Given text:

Life of a Packet in Kubernetes — Part 2

As we discussed in Part 1, CNI plugins play an essential role in Kubernetes networking. There are many third-party CNI plugins available today; Calico is one of them. Many engineers prefer Calico; one of the main reasons is its ease of use and how it shapes the network fabric.

Calico supports a broad range of platforms, including Kubernetes, OpenShift, Docker EE, OpenStack, and bare metal services. The Calico node runs in a Docker container on the Kubernetes master node and on each Kubernetes worker node in the cluster. The calico-cni plugin integrates directly with the Kubernetes kubelet process on each node to discover which Pods are created and add them to Calico networking.

We will talk about installation, Calico modules (Felix, BIRD, and Confd), and routing modes.

What is not covered? Network policy — It needs a separate article, therefore skipping that for now.

Topics — Part 2

  1. Requirements
  2. Modules and its functions
  3. Routing modes
  4. Installation (calico and calicoctl)

CNI Requirements

  1. Create veth-pair and move the same inside container
  2. Identify the right POD CIDR
  3. Create a CNI configuration file
  4. Assign and manage IP address
  5. Add default routes inside the container
  6. Advertise the routes to all the peer nodes (Not applicable for VxLan)
  7. Add routes in the HOST server
  8. Enforce Network Policy

There are many other requirements too, but the above ones are the basic. Let’s take a look at the routing table in the Master and Worker node. Each node has a container with an IP address and default container route.

By seeing the routing table, it is evident that the Pods can talk to each other via the L3 network as the routes are perfect. What module is responsible for adding this route, and how it gets to know the remote routes? Also, why there is a default route with gateway 169.254.1.1? We will talk about that in a moment.

The core components of Calico are Bird, Felix, ConfD, Etcd, and Kubernetes API Server. The data-store is used to store the config information(ip-pools, endpoints info, network policies, etc.). In our example, we will use Kubernetes as a Calico data store.

BIRD (BGP)

The bird is a per-node BGP daemon that exchanges route information with BGP daemons running on other nodes. The common topology could be node-to-node mesh, where each BGP peers with every other.

For large scale deployments, this can get messy. There are Route Reflectors for completing the route propagation (Certain BGP nodes can be configured as Route Reflectors) to reduce the number of BGP-BGP connections. Rather than each BGP system having to peer with every other BGP system with the AS, each BGP speaker instead peers with a router reflector. Routing advertisements sent to the route reflector are then reflected out to all of the other BGP speakers. For more information, please refer to the RFC4456.

Supplied material:
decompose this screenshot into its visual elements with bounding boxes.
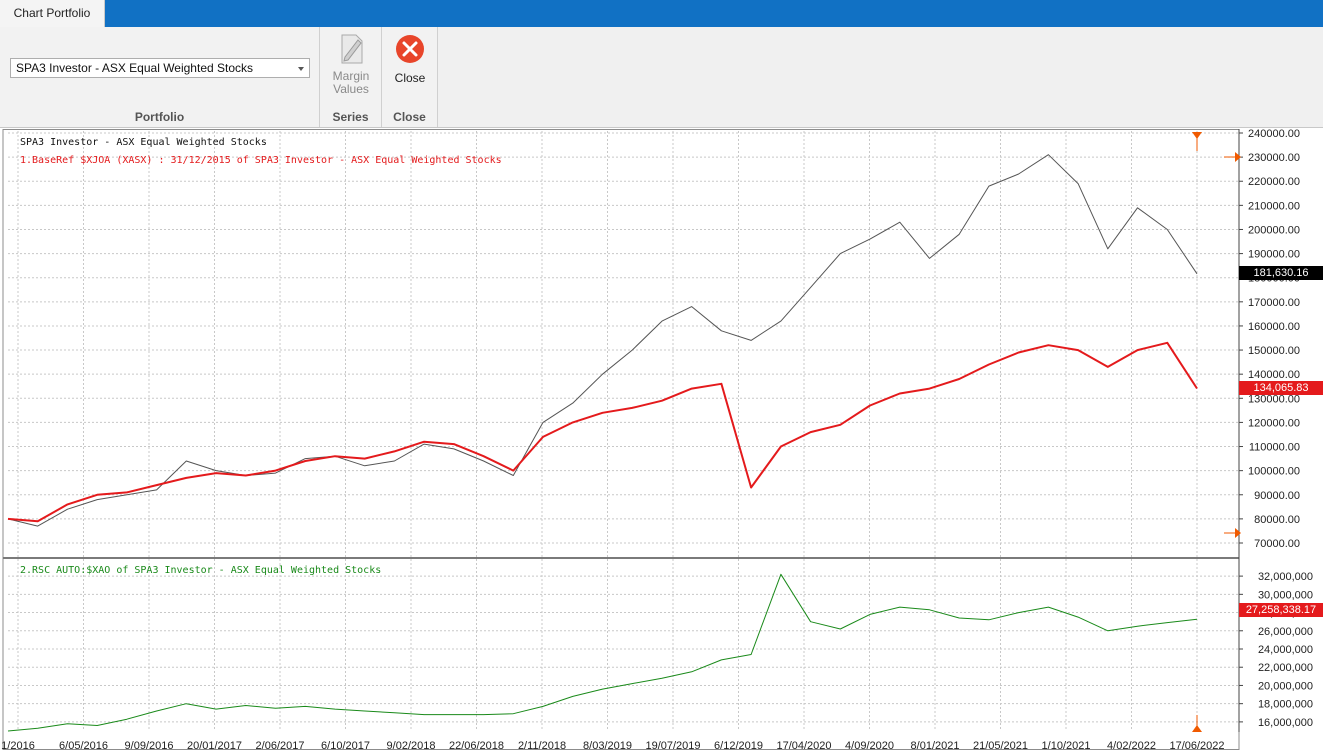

List of tasks:
A) Can you quote the Calico article between "Life of a Packet" and "the network fabric.", inclusive?
B) What comes next in the Calico article? Write the continuation that follows its final sentence.

Answers:
A)
Life of a Packet in Kubernetes — Part 2

As we discussed in Part 1, CNI plugins play an essential role in Kubernetes networking. There are many third-party CNI plugins available today; Calico is one of them. Many engineers prefer Calico; one of the main reasons is its ease of use and how it shapes the network fabric.

B)
The BIRD instance is responsible for propagating the routes to other BIRD instances. The default configuration is ‘BGP Mesh,’ and this can be used for small deployments. In large-scale deployments, it is recommended to use a Route reflector to avoid issues. There can be more than one RR to have high availability. Also, external rack RRs can be used instead of BIRD.

ConfD

ConfD is a simple configuration management tool that runs in the Calico node container. It reads values (BIRD configuration for Calico) from etcd, and writes them to disk files. It loops through pools (networks and subnetworks) to apply configuration data (CIDR keys), and assembles them in a way that BIRD can use. So whenever there is a change in the network, BIRD can detect and propagate routes to other nodes.

Felix

The Calico Felix daemon runs in the Calico node container and brings the solution together by taking several actions:

  • Reads information from the Kubernetes etcd
  • Builds the routing table
  • Configures the IPTables (kube-proxy mode IPTables)
  • Configures IPVS (kube-proxy mode IPVS)

Let’s look at the cluster with all Calico modules,

Something looks different? Yes, the one end of the veth is dangling, not connected anywhere; It is in kernel space.

How the packet gets routed to the peer node?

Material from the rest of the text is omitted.